(Dataset items)
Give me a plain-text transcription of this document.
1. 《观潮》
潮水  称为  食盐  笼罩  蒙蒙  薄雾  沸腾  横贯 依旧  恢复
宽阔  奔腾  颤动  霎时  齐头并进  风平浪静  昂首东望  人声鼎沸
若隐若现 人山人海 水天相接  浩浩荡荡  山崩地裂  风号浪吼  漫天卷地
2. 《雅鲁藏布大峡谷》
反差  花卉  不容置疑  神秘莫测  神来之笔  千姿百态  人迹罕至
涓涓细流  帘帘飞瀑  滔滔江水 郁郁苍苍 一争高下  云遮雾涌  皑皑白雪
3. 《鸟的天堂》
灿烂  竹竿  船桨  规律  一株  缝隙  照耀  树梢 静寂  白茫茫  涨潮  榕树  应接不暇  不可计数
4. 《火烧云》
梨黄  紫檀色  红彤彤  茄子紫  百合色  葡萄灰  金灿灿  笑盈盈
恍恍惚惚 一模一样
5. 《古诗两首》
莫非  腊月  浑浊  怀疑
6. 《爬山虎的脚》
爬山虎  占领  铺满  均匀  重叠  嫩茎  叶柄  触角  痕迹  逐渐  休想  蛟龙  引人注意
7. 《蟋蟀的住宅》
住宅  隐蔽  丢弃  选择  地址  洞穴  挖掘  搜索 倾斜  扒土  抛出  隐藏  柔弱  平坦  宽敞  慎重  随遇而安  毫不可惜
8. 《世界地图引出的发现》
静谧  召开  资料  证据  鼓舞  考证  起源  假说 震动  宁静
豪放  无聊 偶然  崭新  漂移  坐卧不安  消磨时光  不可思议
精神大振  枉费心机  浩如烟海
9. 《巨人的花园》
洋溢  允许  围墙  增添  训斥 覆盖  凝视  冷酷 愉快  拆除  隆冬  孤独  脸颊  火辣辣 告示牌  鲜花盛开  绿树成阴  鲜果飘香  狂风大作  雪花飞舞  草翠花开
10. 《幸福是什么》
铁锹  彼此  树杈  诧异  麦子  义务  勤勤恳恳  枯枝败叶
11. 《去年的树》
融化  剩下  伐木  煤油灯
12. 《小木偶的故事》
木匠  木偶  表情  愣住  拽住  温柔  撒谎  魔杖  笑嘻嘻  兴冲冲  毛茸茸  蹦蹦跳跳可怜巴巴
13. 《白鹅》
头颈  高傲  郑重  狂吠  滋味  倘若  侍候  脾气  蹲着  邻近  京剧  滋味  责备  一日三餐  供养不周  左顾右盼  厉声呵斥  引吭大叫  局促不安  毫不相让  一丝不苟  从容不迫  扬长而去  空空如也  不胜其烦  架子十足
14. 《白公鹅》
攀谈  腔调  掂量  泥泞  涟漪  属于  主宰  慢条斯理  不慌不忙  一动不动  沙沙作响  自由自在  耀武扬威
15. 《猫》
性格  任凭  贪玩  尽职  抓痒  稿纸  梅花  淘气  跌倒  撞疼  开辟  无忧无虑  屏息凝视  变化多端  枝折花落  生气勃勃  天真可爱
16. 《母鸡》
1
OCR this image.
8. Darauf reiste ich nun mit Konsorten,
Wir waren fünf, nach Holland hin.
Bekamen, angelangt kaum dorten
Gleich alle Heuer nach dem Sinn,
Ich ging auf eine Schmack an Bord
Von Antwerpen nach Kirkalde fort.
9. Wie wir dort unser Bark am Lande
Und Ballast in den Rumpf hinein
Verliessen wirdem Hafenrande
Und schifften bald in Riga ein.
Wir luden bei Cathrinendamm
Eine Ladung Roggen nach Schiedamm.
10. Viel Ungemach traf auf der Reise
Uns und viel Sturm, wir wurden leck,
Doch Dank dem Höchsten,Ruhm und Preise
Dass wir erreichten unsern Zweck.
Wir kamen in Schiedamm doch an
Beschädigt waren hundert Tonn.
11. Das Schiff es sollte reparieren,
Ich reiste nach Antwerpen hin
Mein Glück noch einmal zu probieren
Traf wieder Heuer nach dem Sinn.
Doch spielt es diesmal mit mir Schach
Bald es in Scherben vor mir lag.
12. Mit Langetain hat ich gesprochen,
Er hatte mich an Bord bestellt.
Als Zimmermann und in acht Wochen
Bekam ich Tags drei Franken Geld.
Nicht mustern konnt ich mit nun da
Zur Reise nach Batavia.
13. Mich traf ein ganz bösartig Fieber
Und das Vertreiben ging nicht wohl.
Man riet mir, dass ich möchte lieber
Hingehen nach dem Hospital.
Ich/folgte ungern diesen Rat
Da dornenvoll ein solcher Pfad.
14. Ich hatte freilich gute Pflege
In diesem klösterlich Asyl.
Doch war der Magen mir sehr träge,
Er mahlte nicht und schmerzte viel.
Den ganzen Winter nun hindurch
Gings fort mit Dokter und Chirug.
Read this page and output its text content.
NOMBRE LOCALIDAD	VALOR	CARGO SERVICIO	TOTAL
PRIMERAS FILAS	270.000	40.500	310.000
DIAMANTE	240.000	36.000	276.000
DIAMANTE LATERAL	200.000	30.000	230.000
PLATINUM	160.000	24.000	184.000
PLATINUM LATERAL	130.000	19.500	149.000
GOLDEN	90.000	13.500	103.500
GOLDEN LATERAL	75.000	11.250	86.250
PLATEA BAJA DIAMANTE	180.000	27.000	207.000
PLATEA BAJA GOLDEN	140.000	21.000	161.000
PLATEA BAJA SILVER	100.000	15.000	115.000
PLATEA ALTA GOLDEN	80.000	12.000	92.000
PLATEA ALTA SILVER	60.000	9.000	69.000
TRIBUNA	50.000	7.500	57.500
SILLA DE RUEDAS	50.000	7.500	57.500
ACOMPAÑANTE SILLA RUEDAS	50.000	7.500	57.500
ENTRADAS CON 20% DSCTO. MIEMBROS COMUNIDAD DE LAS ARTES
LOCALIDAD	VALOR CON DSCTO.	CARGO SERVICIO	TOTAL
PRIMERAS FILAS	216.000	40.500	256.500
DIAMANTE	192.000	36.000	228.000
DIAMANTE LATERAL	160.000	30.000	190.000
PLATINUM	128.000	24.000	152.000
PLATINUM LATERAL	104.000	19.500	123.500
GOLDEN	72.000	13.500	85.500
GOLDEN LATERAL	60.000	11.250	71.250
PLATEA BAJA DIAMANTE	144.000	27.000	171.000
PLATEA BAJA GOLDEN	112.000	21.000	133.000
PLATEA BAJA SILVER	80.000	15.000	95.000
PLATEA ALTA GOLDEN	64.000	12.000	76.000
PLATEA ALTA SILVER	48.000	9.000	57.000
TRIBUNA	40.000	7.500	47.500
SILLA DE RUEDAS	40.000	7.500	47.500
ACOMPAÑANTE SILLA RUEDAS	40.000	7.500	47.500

**Given task:**
Wherever the string "DIAMANTE" appears in the entries above, list that line.

**Expected answer:**
DIAMANTE	240.000	36.000	276.000
DIAMANTE LATERAL	200.000	30.000	230.000
PLATEA BAJA DIAMANTE	180.000	27.000	207.000
DIAMANTE	192.000	36.000	228.000
DIAMANTE LATERAL	160.000	30.000	190.000
PLATEA BAJA DIAMANTE	144.000	27.000	171.000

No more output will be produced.